BEGIN Exercise inputs
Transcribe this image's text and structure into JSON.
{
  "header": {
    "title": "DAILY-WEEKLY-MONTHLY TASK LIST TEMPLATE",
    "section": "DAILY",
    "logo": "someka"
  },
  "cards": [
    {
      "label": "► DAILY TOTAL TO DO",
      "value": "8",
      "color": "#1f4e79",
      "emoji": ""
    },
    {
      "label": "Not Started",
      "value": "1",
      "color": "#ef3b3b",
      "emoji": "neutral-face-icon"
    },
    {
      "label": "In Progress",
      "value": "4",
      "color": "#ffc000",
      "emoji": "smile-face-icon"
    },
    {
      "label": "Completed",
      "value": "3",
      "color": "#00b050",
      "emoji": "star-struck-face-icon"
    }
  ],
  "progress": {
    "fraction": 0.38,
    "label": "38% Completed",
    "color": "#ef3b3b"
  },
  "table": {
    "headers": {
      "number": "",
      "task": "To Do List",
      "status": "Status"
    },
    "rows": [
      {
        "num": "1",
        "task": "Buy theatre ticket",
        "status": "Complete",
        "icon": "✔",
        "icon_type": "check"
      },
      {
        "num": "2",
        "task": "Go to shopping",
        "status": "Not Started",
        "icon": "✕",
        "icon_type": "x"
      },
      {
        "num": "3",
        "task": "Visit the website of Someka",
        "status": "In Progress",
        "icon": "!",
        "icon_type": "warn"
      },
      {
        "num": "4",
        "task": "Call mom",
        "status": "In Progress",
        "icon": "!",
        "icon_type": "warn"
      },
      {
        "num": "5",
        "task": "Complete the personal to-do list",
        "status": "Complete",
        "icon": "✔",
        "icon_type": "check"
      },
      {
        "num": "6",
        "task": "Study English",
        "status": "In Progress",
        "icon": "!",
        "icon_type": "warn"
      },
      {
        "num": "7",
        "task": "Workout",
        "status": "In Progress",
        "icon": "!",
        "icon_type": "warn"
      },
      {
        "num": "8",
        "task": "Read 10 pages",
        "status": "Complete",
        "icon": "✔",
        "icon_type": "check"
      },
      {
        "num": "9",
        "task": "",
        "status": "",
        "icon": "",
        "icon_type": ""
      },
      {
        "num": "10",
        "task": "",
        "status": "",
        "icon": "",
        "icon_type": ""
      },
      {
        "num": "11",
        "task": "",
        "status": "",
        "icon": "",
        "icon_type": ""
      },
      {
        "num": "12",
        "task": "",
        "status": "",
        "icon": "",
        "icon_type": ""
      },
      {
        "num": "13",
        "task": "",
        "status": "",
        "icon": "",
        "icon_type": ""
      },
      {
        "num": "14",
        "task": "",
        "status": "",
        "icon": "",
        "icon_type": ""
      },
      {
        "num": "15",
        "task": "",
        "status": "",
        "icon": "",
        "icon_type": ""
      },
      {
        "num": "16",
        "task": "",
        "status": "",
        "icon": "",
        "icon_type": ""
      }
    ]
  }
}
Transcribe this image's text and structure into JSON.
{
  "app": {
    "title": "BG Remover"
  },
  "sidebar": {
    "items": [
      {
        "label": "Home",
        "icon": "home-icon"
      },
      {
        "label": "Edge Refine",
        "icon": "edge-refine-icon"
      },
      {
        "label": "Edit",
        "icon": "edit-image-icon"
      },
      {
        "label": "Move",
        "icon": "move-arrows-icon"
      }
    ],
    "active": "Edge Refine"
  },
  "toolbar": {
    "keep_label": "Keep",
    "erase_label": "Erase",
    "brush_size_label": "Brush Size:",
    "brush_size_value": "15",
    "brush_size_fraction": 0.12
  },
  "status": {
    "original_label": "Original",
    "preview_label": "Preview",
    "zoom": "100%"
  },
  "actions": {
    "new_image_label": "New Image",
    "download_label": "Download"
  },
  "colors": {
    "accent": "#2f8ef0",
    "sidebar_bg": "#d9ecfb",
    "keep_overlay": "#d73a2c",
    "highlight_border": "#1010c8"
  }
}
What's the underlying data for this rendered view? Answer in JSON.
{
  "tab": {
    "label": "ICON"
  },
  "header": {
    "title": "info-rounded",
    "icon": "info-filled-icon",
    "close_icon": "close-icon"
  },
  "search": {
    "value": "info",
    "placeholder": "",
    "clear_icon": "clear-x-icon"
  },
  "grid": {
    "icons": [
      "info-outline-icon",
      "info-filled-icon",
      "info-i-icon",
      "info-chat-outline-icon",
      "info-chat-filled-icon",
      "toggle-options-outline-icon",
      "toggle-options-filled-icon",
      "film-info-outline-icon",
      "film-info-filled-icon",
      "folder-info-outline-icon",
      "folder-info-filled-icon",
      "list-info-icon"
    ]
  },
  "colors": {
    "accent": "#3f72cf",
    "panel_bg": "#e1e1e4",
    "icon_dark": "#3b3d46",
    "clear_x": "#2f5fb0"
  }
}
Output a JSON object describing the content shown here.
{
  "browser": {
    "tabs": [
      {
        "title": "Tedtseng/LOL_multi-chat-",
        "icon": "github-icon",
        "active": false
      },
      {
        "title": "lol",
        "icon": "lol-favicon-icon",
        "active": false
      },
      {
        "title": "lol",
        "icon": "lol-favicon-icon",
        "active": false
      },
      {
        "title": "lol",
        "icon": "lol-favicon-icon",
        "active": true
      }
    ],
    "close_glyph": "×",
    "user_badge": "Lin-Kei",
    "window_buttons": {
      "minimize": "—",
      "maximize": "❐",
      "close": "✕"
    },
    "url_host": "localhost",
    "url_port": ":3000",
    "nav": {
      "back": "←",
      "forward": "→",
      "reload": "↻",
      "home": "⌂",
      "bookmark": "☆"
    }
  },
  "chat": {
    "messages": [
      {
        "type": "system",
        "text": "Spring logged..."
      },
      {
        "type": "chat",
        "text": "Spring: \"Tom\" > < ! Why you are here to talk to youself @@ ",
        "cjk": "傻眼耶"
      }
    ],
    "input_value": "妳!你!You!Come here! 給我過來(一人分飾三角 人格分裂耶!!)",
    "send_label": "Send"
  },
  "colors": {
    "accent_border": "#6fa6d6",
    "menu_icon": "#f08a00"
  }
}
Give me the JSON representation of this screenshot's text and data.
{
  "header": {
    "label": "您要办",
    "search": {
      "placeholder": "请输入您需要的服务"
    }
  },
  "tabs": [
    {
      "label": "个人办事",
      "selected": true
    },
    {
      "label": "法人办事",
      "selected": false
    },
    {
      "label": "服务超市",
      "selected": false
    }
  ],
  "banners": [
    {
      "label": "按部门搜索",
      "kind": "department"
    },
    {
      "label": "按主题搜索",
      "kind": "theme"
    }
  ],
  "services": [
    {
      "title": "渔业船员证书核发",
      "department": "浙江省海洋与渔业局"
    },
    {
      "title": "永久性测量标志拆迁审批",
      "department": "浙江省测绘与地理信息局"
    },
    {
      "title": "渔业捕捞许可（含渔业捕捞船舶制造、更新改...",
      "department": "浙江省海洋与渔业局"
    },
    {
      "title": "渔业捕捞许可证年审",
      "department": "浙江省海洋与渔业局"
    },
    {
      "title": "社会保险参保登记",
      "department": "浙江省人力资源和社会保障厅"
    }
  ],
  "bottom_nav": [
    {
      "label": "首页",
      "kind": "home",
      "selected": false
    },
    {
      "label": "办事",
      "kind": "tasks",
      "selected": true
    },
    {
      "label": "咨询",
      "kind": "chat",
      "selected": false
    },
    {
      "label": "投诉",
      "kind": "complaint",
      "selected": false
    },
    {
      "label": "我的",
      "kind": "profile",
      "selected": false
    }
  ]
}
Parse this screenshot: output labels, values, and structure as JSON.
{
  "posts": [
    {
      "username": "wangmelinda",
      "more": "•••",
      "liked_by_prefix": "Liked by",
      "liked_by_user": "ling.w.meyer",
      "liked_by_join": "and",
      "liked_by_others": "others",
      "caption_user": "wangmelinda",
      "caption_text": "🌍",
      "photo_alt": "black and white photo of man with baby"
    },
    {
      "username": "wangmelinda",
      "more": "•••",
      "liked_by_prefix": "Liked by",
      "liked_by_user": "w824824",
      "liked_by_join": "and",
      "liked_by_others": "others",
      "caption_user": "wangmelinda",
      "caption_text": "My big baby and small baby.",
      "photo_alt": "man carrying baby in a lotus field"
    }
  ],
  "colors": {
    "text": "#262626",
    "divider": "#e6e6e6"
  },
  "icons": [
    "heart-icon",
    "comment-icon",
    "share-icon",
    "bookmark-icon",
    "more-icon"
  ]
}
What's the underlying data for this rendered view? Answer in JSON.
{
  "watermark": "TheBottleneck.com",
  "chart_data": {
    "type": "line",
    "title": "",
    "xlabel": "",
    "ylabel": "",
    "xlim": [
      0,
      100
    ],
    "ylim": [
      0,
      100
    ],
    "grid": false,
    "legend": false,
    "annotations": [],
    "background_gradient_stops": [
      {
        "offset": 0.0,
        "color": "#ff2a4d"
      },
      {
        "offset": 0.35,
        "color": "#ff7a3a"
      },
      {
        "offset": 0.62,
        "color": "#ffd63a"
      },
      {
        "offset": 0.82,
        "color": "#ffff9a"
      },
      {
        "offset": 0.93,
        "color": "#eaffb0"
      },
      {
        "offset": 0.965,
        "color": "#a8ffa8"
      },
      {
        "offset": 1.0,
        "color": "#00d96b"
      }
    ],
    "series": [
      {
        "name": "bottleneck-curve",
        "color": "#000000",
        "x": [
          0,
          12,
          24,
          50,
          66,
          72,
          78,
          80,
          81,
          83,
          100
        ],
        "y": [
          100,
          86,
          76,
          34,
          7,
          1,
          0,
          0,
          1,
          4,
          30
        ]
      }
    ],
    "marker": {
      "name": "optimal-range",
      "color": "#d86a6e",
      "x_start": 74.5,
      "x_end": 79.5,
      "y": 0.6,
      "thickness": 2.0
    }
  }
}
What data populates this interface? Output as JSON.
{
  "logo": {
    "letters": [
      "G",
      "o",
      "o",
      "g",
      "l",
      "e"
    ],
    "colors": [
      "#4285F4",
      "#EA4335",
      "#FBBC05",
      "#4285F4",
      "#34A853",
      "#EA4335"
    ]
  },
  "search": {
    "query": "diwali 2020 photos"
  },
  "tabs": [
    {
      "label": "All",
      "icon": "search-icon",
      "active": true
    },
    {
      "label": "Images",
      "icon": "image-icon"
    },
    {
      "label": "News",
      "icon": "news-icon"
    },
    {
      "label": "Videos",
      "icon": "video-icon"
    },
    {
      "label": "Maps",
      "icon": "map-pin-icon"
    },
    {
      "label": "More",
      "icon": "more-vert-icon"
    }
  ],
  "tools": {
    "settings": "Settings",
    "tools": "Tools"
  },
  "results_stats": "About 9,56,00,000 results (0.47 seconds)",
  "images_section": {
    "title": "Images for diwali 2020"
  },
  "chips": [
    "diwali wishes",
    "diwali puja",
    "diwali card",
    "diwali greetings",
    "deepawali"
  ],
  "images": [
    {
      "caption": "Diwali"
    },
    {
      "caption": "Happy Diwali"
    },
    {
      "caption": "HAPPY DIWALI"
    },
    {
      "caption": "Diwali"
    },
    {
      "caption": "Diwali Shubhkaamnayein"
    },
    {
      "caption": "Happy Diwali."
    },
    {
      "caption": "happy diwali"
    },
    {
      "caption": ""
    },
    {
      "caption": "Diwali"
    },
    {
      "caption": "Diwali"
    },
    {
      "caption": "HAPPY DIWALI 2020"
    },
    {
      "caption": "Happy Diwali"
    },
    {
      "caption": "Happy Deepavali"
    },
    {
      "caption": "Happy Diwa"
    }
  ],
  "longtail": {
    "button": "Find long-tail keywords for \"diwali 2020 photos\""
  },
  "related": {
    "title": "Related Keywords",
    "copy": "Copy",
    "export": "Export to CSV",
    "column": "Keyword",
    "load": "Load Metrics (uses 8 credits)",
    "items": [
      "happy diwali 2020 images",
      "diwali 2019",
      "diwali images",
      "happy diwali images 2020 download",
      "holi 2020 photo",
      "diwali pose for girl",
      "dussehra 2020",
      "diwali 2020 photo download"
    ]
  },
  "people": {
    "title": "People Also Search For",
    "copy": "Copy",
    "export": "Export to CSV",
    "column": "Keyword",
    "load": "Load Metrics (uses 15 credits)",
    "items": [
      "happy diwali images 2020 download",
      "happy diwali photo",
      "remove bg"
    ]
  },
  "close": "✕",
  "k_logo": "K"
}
END Exercise inputs
#### [What is needed]
Consider the entries above and return each line with the string "emoji".

#### [Result of the task]
      "emoji": ""
      "emoji": "neutral-face-icon"
      "emoji": "smile-face-icon"
      "emoji": "star-struck-face-icon"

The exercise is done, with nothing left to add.